Texte retenu:
● ● ● ● ●

Lettre du 5 mars 1917 d’Emilie Sibaud

Vincennes, le 5 mars 1917
Lundi matin

 

Mon chéri,
Je viens de recevoir ta longue lettre, qui m’a causée une grande joie, elle a été un rayon de soleil pour moi, depuis 3 jours j’étais anxieuse d’avoir de tes nouvelles.
Pour répondre à tes questions, je te dirais que notre mignonne a des cheveux noirs comme petit Yves bien fournis, de toutes petites oreilles, le nez moins long que son frère et le teint très clair, je crois qu’elle aura les yeux bleus et ton front. Elle a comme Yves le crâne fort. J’ai tout de suite regardé ses petites mains, elles sont longues comme celles d’Yves, et chose bizarre elle a déjà les mêmes lignes nettes dessinées. Elle a l’intérieur de la main plus plat que lui. Pour le corps, elle a la poitrine très bombée, de tous petits pieds. Maintenant que je te fasse des compliments sur ta fille, elle a dormi toute la nuit de 10h à 6h ½ ; là Yves s’étant éveillé, elle a un peu bougé, je l’ai prise croyant qu’elle allait demander la tétée, elle m’a bien regardée et puis elle s’est remise à dormir jusqu’à 8h ; là elle a tété, puis elle est restée regarder, ensuite on lui a fait sa toilette, elle a de nouveau tété. Mademoiselle sommeille doucement, tandis que je t’écris. Elle est très drôle quand on me la donne pour téter, elle attend d’abord un peu et puis avec sa petite main elle cherche et après la bouche, au bout de quelques minutes alors seulement elle pousse des cris. Je t’écris tout ces petits détails, car je sais bien qu’ils t’intéresseront. Notre fillette s’appelle Marcelle Suzanne Emilie. Les Gallo ont répondu par télégramme. Suzanne est très flattée qu’elle est son nom. Ils n’ont pu encore venir, René a une bronchite assez forte, ils doivent venir cette semaine. Comprends-tu seulement mon écriture ?
M. Huet s’est occupé pour la déclaration et a servi de témoin avec M. Barsar, nous n’avons pas mieux, M. Lombard est malade, revient du midi. Les Huet ont été tout à fait gentils, vendredi matin Mme Huet m’apportent déjà des fleurs.

● ● ● ● ●

Exercice proposé 1: Pouvez-vous réécrire en liste numérotée les entrées, depuis la première jusqu'à la ligne contenant « legend-swatch — [875, 422, 895, 442] » incluse, sans garder les lignes vides ?

Entrées du corpus:

● ● ● ● ●

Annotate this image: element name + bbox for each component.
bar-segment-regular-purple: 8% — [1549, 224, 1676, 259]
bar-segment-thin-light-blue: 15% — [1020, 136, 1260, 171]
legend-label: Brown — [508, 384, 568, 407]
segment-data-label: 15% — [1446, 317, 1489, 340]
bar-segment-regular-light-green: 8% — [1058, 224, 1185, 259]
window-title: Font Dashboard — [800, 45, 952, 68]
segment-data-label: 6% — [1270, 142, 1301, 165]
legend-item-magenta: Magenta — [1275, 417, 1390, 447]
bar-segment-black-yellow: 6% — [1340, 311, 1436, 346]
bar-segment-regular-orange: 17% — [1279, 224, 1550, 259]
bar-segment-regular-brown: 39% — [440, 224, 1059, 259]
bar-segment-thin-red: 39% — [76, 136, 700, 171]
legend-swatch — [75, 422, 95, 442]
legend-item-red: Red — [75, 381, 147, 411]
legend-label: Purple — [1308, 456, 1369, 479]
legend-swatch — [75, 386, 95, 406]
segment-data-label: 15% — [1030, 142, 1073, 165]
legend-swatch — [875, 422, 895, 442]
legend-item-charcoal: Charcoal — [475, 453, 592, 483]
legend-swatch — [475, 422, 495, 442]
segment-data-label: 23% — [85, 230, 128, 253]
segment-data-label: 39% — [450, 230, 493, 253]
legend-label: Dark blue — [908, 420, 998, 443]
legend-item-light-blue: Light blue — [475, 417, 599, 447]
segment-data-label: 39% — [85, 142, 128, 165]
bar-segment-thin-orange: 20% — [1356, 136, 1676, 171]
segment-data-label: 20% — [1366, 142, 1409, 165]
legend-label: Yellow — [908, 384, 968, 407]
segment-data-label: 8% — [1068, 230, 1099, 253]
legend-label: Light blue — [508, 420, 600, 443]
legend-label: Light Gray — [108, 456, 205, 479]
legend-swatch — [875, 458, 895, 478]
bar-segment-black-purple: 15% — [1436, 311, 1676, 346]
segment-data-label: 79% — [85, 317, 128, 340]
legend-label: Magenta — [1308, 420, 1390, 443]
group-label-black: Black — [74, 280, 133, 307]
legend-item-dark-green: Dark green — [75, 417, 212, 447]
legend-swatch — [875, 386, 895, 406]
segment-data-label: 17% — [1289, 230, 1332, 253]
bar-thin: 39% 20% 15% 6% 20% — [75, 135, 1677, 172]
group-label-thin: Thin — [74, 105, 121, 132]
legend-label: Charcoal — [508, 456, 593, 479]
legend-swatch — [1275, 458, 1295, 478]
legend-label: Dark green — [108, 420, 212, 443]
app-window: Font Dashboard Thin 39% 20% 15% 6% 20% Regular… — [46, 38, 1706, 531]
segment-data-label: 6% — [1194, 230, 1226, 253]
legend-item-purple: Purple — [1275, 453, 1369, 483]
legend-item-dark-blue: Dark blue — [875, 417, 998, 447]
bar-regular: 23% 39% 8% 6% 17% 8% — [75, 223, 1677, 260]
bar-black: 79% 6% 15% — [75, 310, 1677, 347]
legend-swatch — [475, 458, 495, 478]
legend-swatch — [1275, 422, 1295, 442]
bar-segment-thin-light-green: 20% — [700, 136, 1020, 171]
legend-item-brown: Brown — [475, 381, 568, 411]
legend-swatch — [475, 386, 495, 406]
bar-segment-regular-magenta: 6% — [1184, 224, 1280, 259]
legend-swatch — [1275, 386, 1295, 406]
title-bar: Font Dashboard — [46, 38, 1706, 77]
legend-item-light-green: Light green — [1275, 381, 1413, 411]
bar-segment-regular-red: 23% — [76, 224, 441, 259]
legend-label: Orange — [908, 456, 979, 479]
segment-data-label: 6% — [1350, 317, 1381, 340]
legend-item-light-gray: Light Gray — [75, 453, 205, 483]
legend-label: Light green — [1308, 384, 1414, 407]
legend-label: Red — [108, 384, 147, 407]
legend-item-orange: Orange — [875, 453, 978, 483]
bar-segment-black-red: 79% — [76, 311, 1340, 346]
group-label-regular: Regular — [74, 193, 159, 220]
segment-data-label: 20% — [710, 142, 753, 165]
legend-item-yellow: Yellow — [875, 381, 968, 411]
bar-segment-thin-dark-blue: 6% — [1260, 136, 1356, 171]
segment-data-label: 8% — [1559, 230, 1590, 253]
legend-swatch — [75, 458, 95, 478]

● ● ● ● ●

Exercice proposé 2:
D'après la lettre :
(a) Quels prénoms la fillette a-t-elle reçus ?
(b) Qui a servi de témoin avec M. Huet pour la déclaration ?
(c) De quoi souffre René ?

Corrigé 1:
1. Annotate this image: element name + bbox for each component.
2. bar-segment-regular-purple: 8% — [1549, 224, 1676, 259]
3. bar-segment-thin-light-blue: 15% — [1020, 136, 1260, 171]
4. legend-label: Brown — [508, 384, 568, 407]
5. segment-data-label: 15% — [1446, 317, 1489, 340]
6. bar-segment-regular-light-green: 8% — [1058, 224, 1185, 259]
7. window-title: Font Dashboard — [800, 45, 952, 68]
8. segment-data-label: 6% — [1270, 142, 1301, 165]
9. legend-item-magenta: Magenta — [1275, 417, 1390, 447]
10. bar-segment-black-yellow: 6% — [1340, 311, 1436, 346]
11. bar-segment-regular-orange: 17% — [1279, 224, 1550, 259]
12. bar-segment-regular-brown: 39% — [440, 224, 1059, 259]
13. bar-segment-thin-red: 39% — [76, 136, 700, 171]
14. legend-swatch — [75, 422, 95, 442]
15. legend-item-red: Red — [75, 381, 147, 411]
16. legend-label: Purple — [1308, 456, 1369, 479]
17. legend-swatch — [75, 386, 95, 406]
18. segment-data-label: 15% — [1030, 142, 1073, 165]
19. legend-swatch — [875, 422, 895, 442]

Corrigé 2:
(a) Marcelle Suzanne Emilie.
(b) M. Barsar.
(c) D'une bronchite assez forte.